Task instructions
Reproduce each of the lines word for word.

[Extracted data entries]
____
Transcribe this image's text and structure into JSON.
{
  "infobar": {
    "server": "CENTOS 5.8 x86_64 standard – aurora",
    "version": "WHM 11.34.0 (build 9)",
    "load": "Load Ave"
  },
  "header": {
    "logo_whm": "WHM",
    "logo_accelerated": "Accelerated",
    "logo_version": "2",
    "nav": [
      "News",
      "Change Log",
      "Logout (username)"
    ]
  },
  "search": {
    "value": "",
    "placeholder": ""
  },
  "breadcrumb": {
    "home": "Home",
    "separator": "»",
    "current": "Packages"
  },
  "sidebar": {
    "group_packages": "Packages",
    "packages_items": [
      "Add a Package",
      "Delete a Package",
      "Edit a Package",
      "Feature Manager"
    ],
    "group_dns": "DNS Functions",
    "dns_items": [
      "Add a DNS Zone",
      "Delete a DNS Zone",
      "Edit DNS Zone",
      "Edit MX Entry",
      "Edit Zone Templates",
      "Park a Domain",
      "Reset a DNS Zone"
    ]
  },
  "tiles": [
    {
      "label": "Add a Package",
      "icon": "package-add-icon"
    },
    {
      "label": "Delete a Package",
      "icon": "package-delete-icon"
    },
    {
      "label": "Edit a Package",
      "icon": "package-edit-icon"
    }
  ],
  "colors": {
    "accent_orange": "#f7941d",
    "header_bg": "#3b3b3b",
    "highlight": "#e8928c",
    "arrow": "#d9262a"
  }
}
____
Exercise solution
Transcribe this image's text and structure into JSON.
{
  "infobar": {
    "server": "CENTOS 5.8 x86_64 standard – aurora",
    "version": "WHM 11.34.0 (build 9)",
    "load": "Load Ave"
  },
  "header": {
    "logo_whm": "WHM",
    "logo_accelerated": "Accelerated",
    "logo_version": "2",
    "nav": [
      "News",
      "Change Log",
      "Logout (username)"
    ]
  },
  "search": {
    "value": "",
    "placeholder": ""
  },
  "breadcrumb": {
    "home": "Home",
    "separator": "»",
    "current": "Packages"
  },
  "sidebar": {
    "group_packages": "Packages",
    "packages_items": [
      "Add a Package",
      "Delete a Package",
      "Edit a Package",
      "Feature Manager"
    ],
    "group_dns": "DNS Functions",
    "dns_items": [
      "Add a DNS Zone",
      "Delete a DNS Zone",
      "Edit DNS Zone",
      "Edit MX Entry",
      "Edit Zone Templates",
      "Park a Domain",
      "Reset a DNS Zone"
    ]
  },
  "tiles": [
    {
      "label": "Add a Package",
      "icon": "package-add-icon"
    },
    {
      "label": "Delete a Package",
      "icon": "package-delete-icon"
    },
    {
      "label": "Edit a Package",
      "icon": "package-edit-icon"
    }
  ],
  "colors": {
    "accent_orange": "#f7941d",
    "header_bg": "#3b3b3b",
    "highlight": "#e8928c",
    "arrow": "#d9262a"
  }
}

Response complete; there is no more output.